◆ Task description
Write the data out again, character for character, with no images.

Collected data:
┄┄┄┄┄┄┄┄┄┄┄┄┄┄┄┄┄┄┄┄

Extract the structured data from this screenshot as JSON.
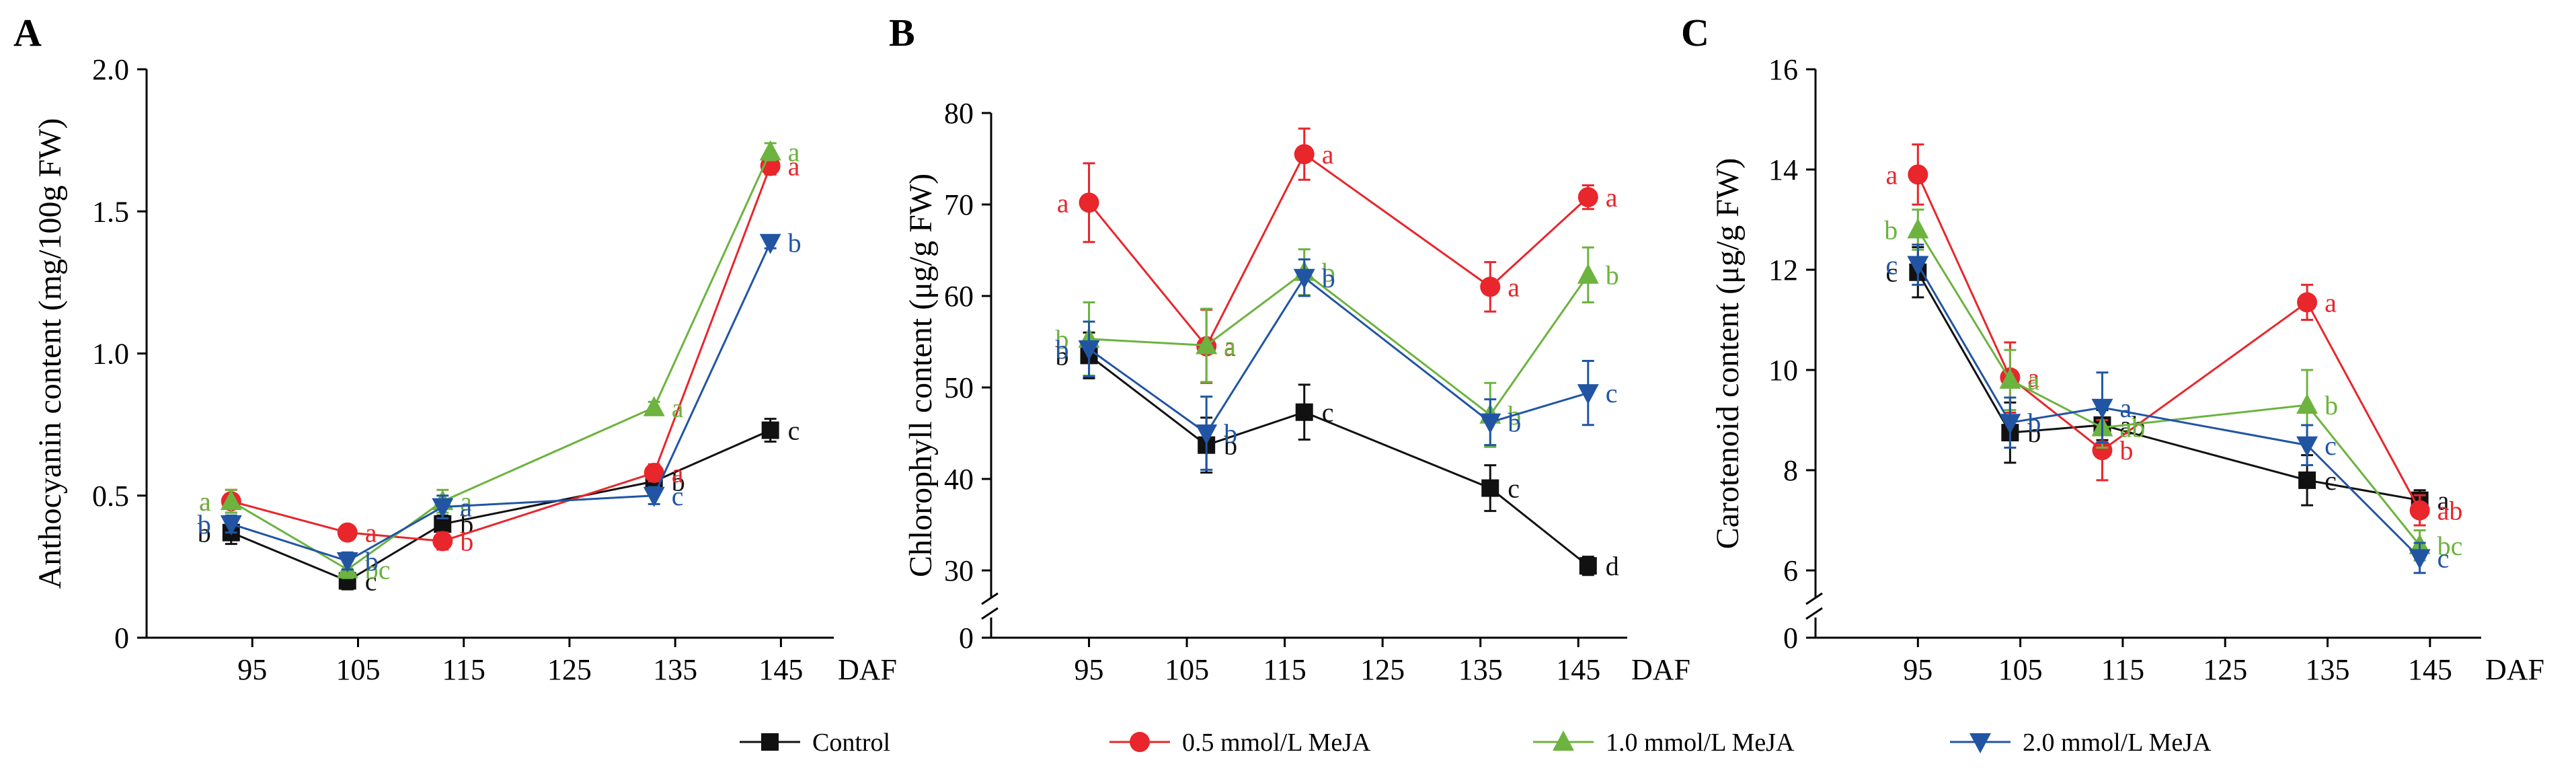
{
  "legend": [
    {
      "name": "Control",
      "color": "#111111",
      "marker": "square"
    },
    {
      "name": "0.5 mmol/L MeJA",
      "color": "#e8262b",
      "marker": "circle"
    },
    {
      "name": "1.0 mmol/L MeJA",
      "color": "#6cb33f",
      "marker": "triangle-up"
    },
    {
      "name": "2.0 mmol/L MeJA",
      "color": "#2155a4",
      "marker": "triangle-down"
    }
  ],
  "chart_data": [
    {
      "type": "line",
      "panel": "A",
      "ylabel": "Anthocyanin content (mg/100g FW)",
      "xlabel": "DAF",
      "xlim": [
        85,
        150
      ],
      "xticks": [
        95,
        105,
        115,
        125,
        135,
        145
      ],
      "ylim": [
        0,
        2.0
      ],
      "yticks": [
        0,
        0.5,
        1.0,
        1.5,
        2.0
      ],
      "ytick_labels": [
        "0",
        "0.5",
        "1.0",
        "1.5",
        "2.0"
      ],
      "axis_break": false,
      "series": [
        {
          "name": "Control",
          "x": [
            93,
            104,
            113,
            133,
            144
          ],
          "y": [
            0.37,
            0.2,
            0.4,
            0.55,
            0.73
          ],
          "err": [
            0.04,
            0.03,
            0.03,
            0.03,
            0.04
          ],
          "labels": [
            "b",
            "c",
            "b",
            "b",
            "c"
          ]
        },
        {
          "name": "0.5 mmol/L MeJA",
          "x": [
            93,
            104,
            113,
            133,
            144
          ],
          "y": [
            0.48,
            0.37,
            0.34,
            0.58,
            1.66
          ],
          "err": [
            0.04,
            0.02,
            0.03,
            0.03,
            0.03
          ],
          "labels": [
            "a",
            "a",
            "b",
            "a",
            "a"
          ]
        },
        {
          "name": "1.0 mmol/L MeJA",
          "x": [
            93,
            104,
            113,
            133,
            144
          ],
          "y": [
            0.48,
            0.24,
            0.48,
            0.81,
            1.71
          ],
          "err": [
            0.04,
            0.03,
            0.04,
            0.02,
            0.03
          ],
          "labels": [
            "a",
            "bc",
            "a",
            "a",
            "a"
          ]
        },
        {
          "name": "2.0 mmol/L MeJA",
          "x": [
            93,
            104,
            113,
            133,
            144
          ],
          "y": [
            0.4,
            0.27,
            0.46,
            0.5,
            1.39
          ],
          "err": [
            0.03,
            0.03,
            0.04,
            0.03,
            0.02
          ],
          "labels": [
            "b",
            "b",
            "a",
            "c",
            "b"
          ]
        }
      ]
    },
    {
      "type": "line",
      "panel": "B",
      "ylabel": "Chlorophyll content (μg/g FW)",
      "xlabel": "DAF",
      "xlim": [
        85,
        150
      ],
      "xticks": [
        95,
        105,
        115,
        125,
        135,
        145
      ],
      "ylim": [
        0,
        80
      ],
      "yticks": [
        0,
        30,
        40,
        50,
        60,
        70,
        80
      ],
      "ytick_labels": [
        "0",
        "30",
        "40",
        "50",
        "60",
        "70",
        "80"
      ],
      "axis_break": true,
      "series": [
        {
          "name": "Control",
          "x": [
            95,
            107,
            117,
            136,
            146
          ],
          "y": [
            53.5,
            43.7,
            47.3,
            39.0,
            30.5
          ],
          "err": [
            2.5,
            3.0,
            3.0,
            2.5,
            1.0
          ],
          "labels": [
            "b",
            "b",
            "c",
            "c",
            "d"
          ]
        },
        {
          "name": "0.5 mmol/L MeJA",
          "x": [
            95,
            107,
            117,
            136,
            146
          ],
          "y": [
            70.2,
            54.5,
            75.5,
            61.0,
            70.8
          ],
          "err": [
            4.3,
            4.0,
            2.8,
            2.7,
            1.3
          ],
          "labels": [
            "a",
            "a",
            "a",
            "a",
            "a"
          ]
        },
        {
          "name": "1.0 mmol/L MeJA",
          "x": [
            95,
            107,
            117,
            136,
            146
          ],
          "y": [
            55.3,
            54.6,
            62.6,
            47.0,
            62.3
          ],
          "err": [
            4.0,
            4.0,
            2.5,
            3.5,
            3.0
          ],
          "labels": [
            "b",
            "a",
            "b",
            "b",
            "b"
          ]
        },
        {
          "name": "2.0 mmol/L MeJA",
          "x": [
            95,
            107,
            117,
            136,
            146
          ],
          "y": [
            54.2,
            45.0,
            62.0,
            46.2,
            49.4
          ],
          "err": [
            3.0,
            4.0,
            2.0,
            2.5,
            3.5
          ],
          "labels": [
            "b",
            "b",
            "b",
            "b",
            "c"
          ]
        }
      ]
    },
    {
      "type": "line",
      "panel": "C",
      "ylabel": "Carotenoid content (μg/g FW)",
      "xlabel": "DAF",
      "xlim": [
        85,
        150
      ],
      "xticks": [
        95,
        105,
        115,
        125,
        135,
        145
      ],
      "ylim": [
        0,
        16
      ],
      "yticks": [
        0,
        6,
        8,
        10,
        12,
        14,
        16
      ],
      "ytick_labels": [
        "0",
        "6",
        "8",
        "10",
        "12",
        "14",
        "16"
      ],
      "axis_break": true,
      "series": [
        {
          "name": "Control",
          "x": [
            95,
            104,
            113,
            133,
            144
          ],
          "y": [
            11.95,
            8.75,
            8.9,
            7.8,
            7.4
          ],
          "err": [
            0.5,
            0.6,
            0.3,
            0.5,
            0.2
          ],
          "labels": [
            "c",
            "b",
            "ab",
            "c",
            "a"
          ]
        },
        {
          "name": "0.5 mmol/L MeJA",
          "x": [
            95,
            104,
            113,
            133,
            144
          ],
          "y": [
            13.9,
            9.85,
            8.4,
            11.35,
            7.2
          ],
          "err": [
            0.6,
            0.7,
            0.6,
            0.35,
            0.3
          ],
          "labels": [
            "a",
            "a",
            "b",
            "a",
            "ab"
          ]
        },
        {
          "name": "1.0 mmol/L MeJA",
          "x": [
            95,
            104,
            113,
            133,
            144
          ],
          "y": [
            12.8,
            9.8,
            8.85,
            9.3,
            6.5
          ],
          "err": [
            0.4,
            0.6,
            0.4,
            0.7,
            0.3
          ],
          "labels": [
            "b",
            "a",
            "ab",
            "b",
            "bc"
          ]
        },
        {
          "name": "2.0 mmol/L MeJA",
          "x": [
            95,
            104,
            113,
            133,
            144
          ],
          "y": [
            12.1,
            8.95,
            9.25,
            8.5,
            6.25
          ],
          "err": [
            0.4,
            0.5,
            0.7,
            0.4,
            0.3
          ],
          "labels": [
            "c",
            "b",
            "a",
            "c",
            "c"
          ]
        }
      ]
    }
  ]
}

┄┄┄┄┄┄┄┄┄┄┄┄┄┄┄┄┄┄┄┄

◆ Response for this exercise
Extract the structured data from this screenshot as JSON.
{
  "legend": [
    {
      "name": "Control",
      "color": "#111111",
      "marker": "square"
    },
    {
      "name": "0.5 mmol/L MeJA",
      "color": "#e8262b",
      "marker": "circle"
    },
    {
      "name": "1.0 mmol/L MeJA",
      "color": "#6cb33f",
      "marker": "triangle-up"
    },
    {
      "name": "2.0 mmol/L MeJA",
      "color": "#2155a4",
      "marker": "triangle-down"
    }
  ],
  "chart_data": [
    {
      "type": "line",
      "panel": "A",
      "ylabel": "Anthocyanin content (mg/100g FW)",
      "xlabel": "DAF",
      "xlim": [
        85,
        150
      ],
      "xticks": [
        95,
        105,
        115,
        125,
        135,
        145
      ],
      "ylim": [
        0,
        2.0
      ],
      "yticks": [
        0,
        0.5,
        1.0,
        1.5,
        2.0
      ],
      "ytick_labels": [
        "0",
        "0.5",
        "1.0",
        "1.5",
        "2.0"
      ],
      "axis_break": false,
      "series": [
        {
          "name": "Control",
          "x": [
            93,
            104,
            113,
            133,
            144
          ],
          "y": [
            0.37,
            0.2,
            0.4,
            0.55,
            0.73
          ],
          "err": [
            0.04,
            0.03,
            0.03,
            0.03,
            0.04
          ],
          "labels": [
            "b",
            "c",
            "b",
            "b",
            "c"
          ]
        },
        {
          "name": "0.5 mmol/L MeJA",
          "x": [
            93,
            104,
            113,
            133,
            144
          ],
          "y": [
            0.48,
            0.37,
            0.34,
            0.58,
            1.66
          ],
          "err": [
            0.04,
            0.02,
            0.03,
            0.03,
            0.03
          ],
          "labels": [
            "a",
            "a",
            "b",
            "a",
            "a"
          ]
        },
        {
          "name": "1.0 mmol/L MeJA",
          "x": [
            93,
            104,
            113,
            133,
            144
          ],
          "y": [
            0.48,
            0.24,
            0.48,
            0.81,
            1.71
          ],
          "err": [
            0.04,
            0.03,
            0.04,
            0.02,
            0.03
          ],
          "labels": [
            "a",
            "bc",
            "a",
            "a",
            "a"
          ]
        },
        {
          "name": "2.0 mmol/L MeJA",
          "x": [
            93,
            104,
            113,
            133,
            144
          ],
          "y": [
            0.4,
            0.27,
            0.46,
            0.5,
            1.39
          ],
          "err": [
            0.03,
            0.03,
            0.04,
            0.03,
            0.02
          ],
          "labels": [
            "b",
            "b",
            "a",
            "c",
            "b"
          ]
        }
      ]
    },
    {
      "type": "line",
      "panel": "B",
      "ylabel": "Chlorophyll content (μg/g FW)",
      "xlabel": "DAF",
      "xlim": [
        85,
        150
      ],
      "xticks": [
        95,
        105,
        115,
        125,
        135,
        145
      ],
      "ylim": [
        0,
        80
      ],
      "yticks": [
        0,
        30,
        40,
        50,
        60,
        70,
        80
      ],
      "ytick_labels": [
        "0",
        "30",
        "40",
        "50",
        "60",
        "70",
        "80"
      ],
      "axis_break": true,
      "series": [
        {
          "name": "Control",
          "x": [
            95,
            107,
            117,
            136,
            146
          ],
          "y": [
            53.5,
            43.7,
            47.3,
            39.0,
            30.5
          ],
          "err": [
            2.5,
            3.0,
            3.0,
            2.5,
            1.0
          ],
          "labels": [
            "b",
            "b",
            "c",
            "c",
            "d"
          ]
        },
        {
          "name": "0.5 mmol/L MeJA",
          "x": [
            95,
            107,
            117,
            136,
            146
          ],
          "y": [
            70.2,
            54.5,
            75.5,
            61.0,
            70.8
          ],
          "err": [
            4.3,
            4.0,
            2.8,
            2.7,
            1.3
          ],
          "labels": [
            "a",
            "a",
            "a",
            "a",
            "a"
          ]
        },
        {
          "name": "1.0 mmol/L MeJA",
          "x": [
            95,
            107,
            117,
            136,
            146
          ],
          "y": [
            55.3,
            54.6,
            62.6,
            47.0,
            62.3
          ],
          "err": [
            4.0,
            4.0,
            2.5,
            3.5,
            3.0
          ],
          "labels": [
            "b",
            "a",
            "b",
            "b",
            "b"
          ]
        },
        {
          "name": "2.0 mmol/L MeJA",
          "x": [
            95,
            107,
            117,
            136,
            146
          ],
          "y": [
            54.2,
            45.0,
            62.0,
            46.2,
            49.4
          ],
          "err": [
            3.0,
            4.0,
            2.0,
            2.5,
            3.5
          ],
          "labels": [
            "b",
            "b",
            "b",
            "b",
            "c"
          ]
        }
      ]
    },
    {
      "type": "line",
      "panel": "C",
      "ylabel": "Carotenoid content (μg/g FW)",
      "xlabel": "DAF",
      "xlim": [
        85,
        150
      ],
      "xticks": [
        95,
        105,
        115,
        125,
        135,
        145
      ],
      "ylim": [
        0,
        16
      ],
      "yticks": [
        0,
        6,
        8,
        10,
        12,
        14,
        16
      ],
      "ytick_labels": [
        "0",
        "6",
        "8",
        "10",
        "12",
        "14",
        "16"
      ],
      "axis_break": true,
      "series": [
        {
          "name": "Control",
          "x": [
            95,
            104,
            113,
            133,
            144
          ],
          "y": [
            11.95,
            8.75,
            8.9,
            7.8,
            7.4
          ],
          "err": [
            0.5,
            0.6,
            0.3,
            0.5,
            0.2
          ],
          "labels": [
            "c",
            "b",
            "ab",
            "c",
            "a"
          ]
        },
        {
          "name": "0.5 mmol/L MeJA",
          "x": [
            95,
            104,
            113,
            133,
            144
          ],
          "y": [
            13.9,
            9.85,
            8.4,
            11.35,
            7.2
          ],
          "err": [
            0.6,
            0.7,
            0.6,
            0.35,
            0.3
          ],
          "labels": [
            "a",
            "a",
            "b",
            "a",
            "ab"
          ]
        },
        {
          "name": "1.0 mmol/L MeJA",
          "x": [
            95,
            104,
            113,
            133,
            144
          ],
          "y": [
            12.8,
            9.8,
            8.85,
            9.3,
            6.5
          ],
          "err": [
            0.4,
            0.6,
            0.4,
            0.7,
            0.3
          ],
          "labels": [
            "b",
            "a",
            "ab",
            "b",
            "bc"
          ]
        },
        {
          "name": "2.0 mmol/L MeJA",
          "x": [
            95,
            104,
            113,
            133,
            144
          ],
          "y": [
            12.1,
            8.95,
            9.25,
            8.5,
            6.25
          ],
          "err": [
            0.4,
            0.5,
            0.7,
            0.4,
            0.3
          ],
          "labels": [
            "c",
            "b",
            "a",
            "c",
            "c"
          ]
        }
      ]
    }
  ]
}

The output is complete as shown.